• **Do this**
Transcribe the listing that follows in full, omitting pictures.

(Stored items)

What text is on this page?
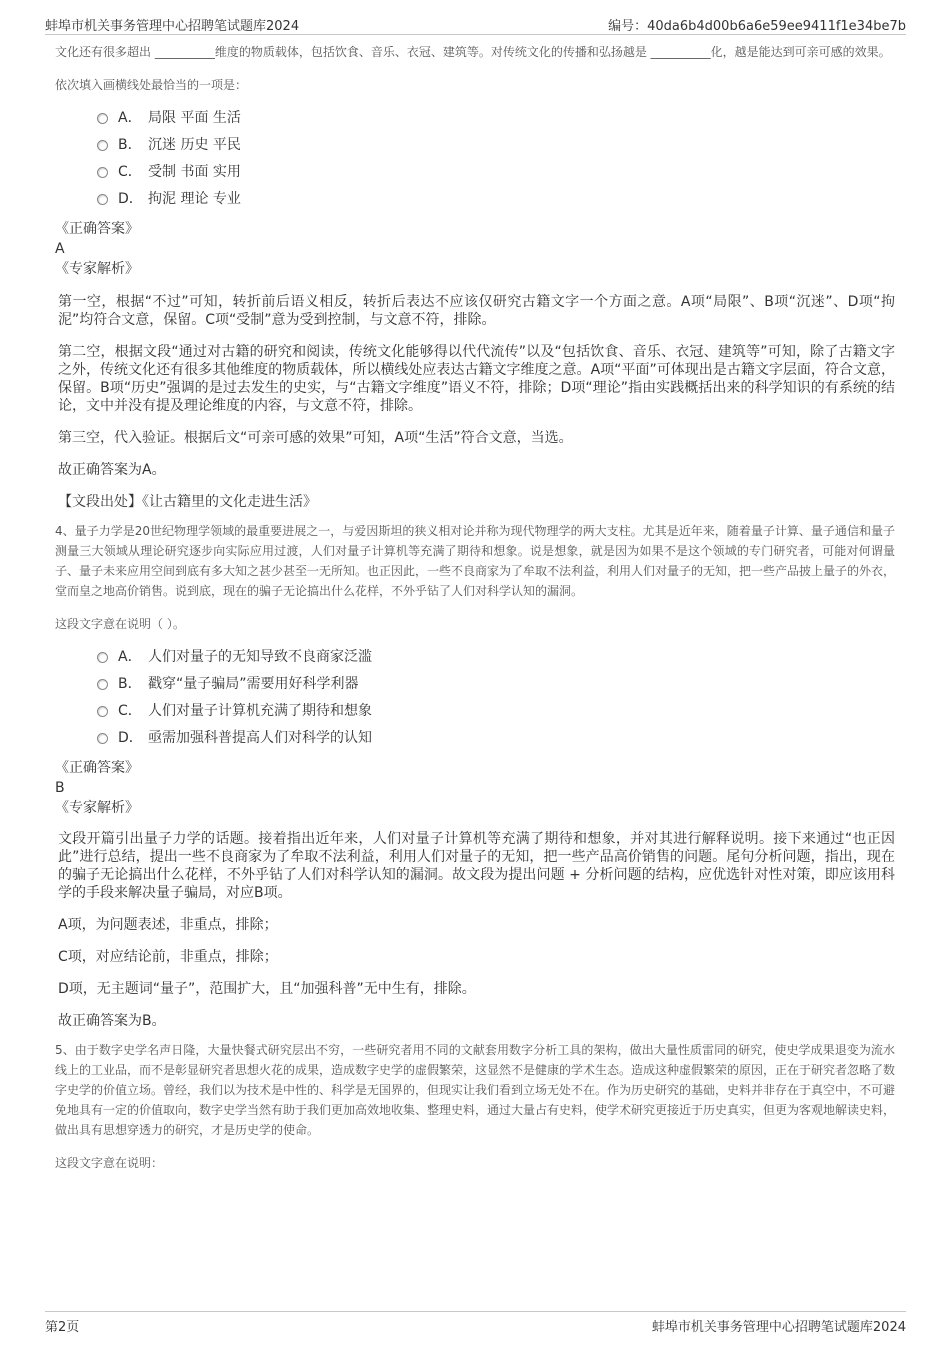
蚌埠市机关事务管理中心招聘笔试题库2024	编号：40da6b4d00b6a6e59ee9411f1e34be7b

文化还有很多超出 __________维度的物质载体，包括饮食、音乐、衣冠、建筑等。对传统文化的传播和弘扬越是 __________化，越是能达到可亲可感的效果。

依次填入画横线处最恰当的一项是：

A． 局限 平面 生活
B． 沉迷 历史 平民
C． 受制 书面 实用
D． 拘泥 理论 专业

《正确答案》

A

《专家解析》

第一空，根据“不过”可知，转折前后语义相反，转折后表达不应该仅研究古籍文字一个方面之意。A项“局限”、B项“沉迷”、D项“拘泥”均符合文意，保留。C项“受制”意为受到控制，与文意不符，排除。

第二空，根据文段“通过对古籍的研究和阅读，传统文化能够得以代代流传”以及“包括饮食、音乐、衣冠、建筑等”可知，除了古籍文字之外，传统文化还有很多其他维度的物质载体，所以横线处应表达古籍文字维度之意。A项“平面”可体现出是古籍文字层面，符合文意，保留。B项“历史”强调的是过去发生的史实，与“古籍文字维度”语义不符，排除；D项“理论”指由实践概括出来的科学知识的有系统的结论，文中并没有提及理论维度的内容，与文意不符，排除。

第三空，代入验证。根据后文“可亲可感的效果”可知，A项“生活”符合文意，当选。

故正确答案为A。

【文段出处】《让古籍里的文化走进生活》

4、量子力学是20世纪物理学领域的最重要进展之一，与爱因斯坦的狭义相对论并称为现代物理学的两大支柱。尤其是近年来，随着量子计算、量子通信和量子测量三大领域从理论研究逐步向实际应用过渡，人们对量子计算机等充满了期待和想象。说是想象，就是因为如果不是这个领域的专门研究者，可能对何谓量子、量子未来应用空间到底有多大知之甚少甚至一无所知。也正因此，一些不良商家为了牟取不法利益，利用人们对量子的无知，把一些产品披上量子的外衣，堂而皇之地高价销售。说到底，现在的骗子无论搞出什么花样，不外乎钻了人们对科学认知的漏洞。

这段文字意在说明（ ）。

A． 人们对量子的无知导致不良商家泛滥
B． 戳穿“量子骗局”需要用好科学利器
C． 人们对量子计算机充满了期待和想象
D． 亟需加强科普提高人们对科学的认知

《正确答案》

B

《专家解析》

文段开篇引出量子力学的话题。接着指出近年来，人们对量子计算机等充满了期待和想象，并对其进行解释说明。接下来通过“也正因此”进行总结，提出一些不良商家为了牟取不法利益，利用人们对量子的无知，把一些产品高价销售的问题。尾句分析问题，指出，现在的骗子无论搞出什么花样，不外乎钻了人们对科学认知的漏洞。故文段为提出问题 + 分析问题的结构，应优选针对性对策，即应该用科学的手段来解决量子骗局，对应B项。

A项，为问题表述，非重点，排除；

C项，对应结论前，非重点，排除；

D项，无主题词“量子”，范围扩大，且“加强科普”无中生有，排除。

故正确答案为B。

5、由于数字史学名声日隆，大量快餐式研究层出不穷，一些研究者用不同的文献套用数字分析工具的架构，做出大量性质雷同的研究，使史学成果退变为流水线上的工业品，而不是彰显研究者思想火花的成果，造成数字史学的虚假繁荣，这显然不是健康的学术生态。造成这种虚假繁荣的原因，正在于研究者忽略了数字史学的价值立场。曾经，我们以为技术是中性的、科学是无国界的，但现实让我们看到立场无处不在。作为历史研究的基础，史料并非存在于真空中，不可避免地具有一定的价值取向，数字史学当然有助于我们更加高效地收集、整理史料，通过大量占有史料，使学术研究更接近于历史真实，但更为客观地解读史料，做出具有思想穿透力的研究，才是历史学的使命。

这段文字意在说明：

第2页	蚌埠市机关事务管理中心招聘笔试题库2024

• **Task output**
What text is on this page?
蚌埠市机关事务管理中心招聘笔试题库2024	编号：40da6b4d00b6a6e59ee9411f1e34be7b

文化还有很多超出 __________维度的物质载体，包括饮食、音乐、衣冠、建筑等。对传统文化的传播和弘扬越是 __________化，越是能达到可亲可感的效果。

依次填入画横线处最恰当的一项是：

A． 局限 平面 生活
B． 沉迷 历史 平民
C． 受制 书面 实用
D． 拘泥 理论 专业

《正确答案》

A

《专家解析》

第一空，根据“不过”可知，转折前后语义相反，转折后表达不应该仅研究古籍文字一个方面之意。A项“局限”、B项“沉迷”、D项“拘泥”均符合文意，保留。C项“受制”意为受到控制，与文意不符，排除。

第二空，根据文段“通过对古籍的研究和阅读，传统文化能够得以代代流传”以及“包括饮食、音乐、衣冠、建筑等”可知，除了古籍文字之外，传统文化还有很多其他维度的物质载体，所以横线处应表达古籍文字维度之意。A项“平面”可体现出是古籍文字层面，符合文意，保留。B项“历史”强调的是过去发生的史实，与“古籍文字维度”语义不符，排除；D项“理论”指由实践概括出来的科学知识的有系统的结论，文中并没有提及理论维度的内容，与文意不符，排除。

第三空，代入验证。根据后文“可亲可感的效果”可知，A项“生活”符合文意，当选。

故正确答案为A。

【文段出处】《让古籍里的文化走进生活》

4、量子力学是20世纪物理学领域的最重要进展之一，与爱因斯坦的狭义相对论并称为现代物理学的两大支柱。尤其是近年来，随着量子计算、量子通信和量子测量三大领域从理论研究逐步向实际应用过渡，人们对量子计算机等充满了期待和想象。说是想象，就是因为如果不是这个领域的专门研究者，可能对何谓量子、量子未来应用空间到底有多大知之甚少甚至一无所知。也正因此，一些不良商家为了牟取不法利益，利用人们对量子的无知，把一些产品披上量子的外衣，堂而皇之地高价销售。说到底，现在的骗子无论搞出什么花样，不外乎钻了人们对科学认知的漏洞。

这段文字意在说明（ ）。

A． 人们对量子的无知导致不良商家泛滥
B． 戳穿“量子骗局”需要用好科学利器
C． 人们对量子计算机充满了期待和想象
D． 亟需加强科普提高人们对科学的认知

《正确答案》

B

《专家解析》

文段开篇引出量子力学的话题。接着指出近年来，人们对量子计算机等充满了期待和想象，并对其进行解释说明。接下来通过“也正因此”进行总结，提出一些不良商家为了牟取不法利益，利用人们对量子的无知，把一些产品高价销售的问题。尾句分析问题，指出，现在的骗子无论搞出什么花样，不外乎钻了人们对科学认知的漏洞。故文段为提出问题 + 分析问题的结构，应优选针对性对策，即应该用科学的手段来解决量子骗局，对应B项。

A项，为问题表述，非重点，排除；

C项，对应结论前，非重点，排除；

D项，无主题词“量子”，范围扩大，且“加强科普”无中生有，排除。

故正确答案为B。

5、由于数字史学名声日隆，大量快餐式研究层出不穷，一些研究者用不同的文献套用数字分析工具的架构，做出大量性质雷同的研究，使史学成果退变为流水线上的工业品，而不是彰显研究者思想火花的成果，造成数字史学的虚假繁荣，这显然不是健康的学术生态。造成这种虚假繁荣的原因，正在于研究者忽略了数字史学的价值立场。曾经，我们以为技术是中性的、科学是无国界的，但现实让我们看到立场无处不在。作为历史研究的基础，史料并非存在于真空中，不可避免地具有一定的价值取向，数字史学当然有助于我们更加高效地收集、整理史料，通过大量占有史料，使学术研究更接近于历史真实，但更为客观地解读史料，做出具有思想穿透力的研究，才是历史学的使命。

这段文字意在说明：

第2页	蚌埠市机关事务管理中心招聘笔试题库2024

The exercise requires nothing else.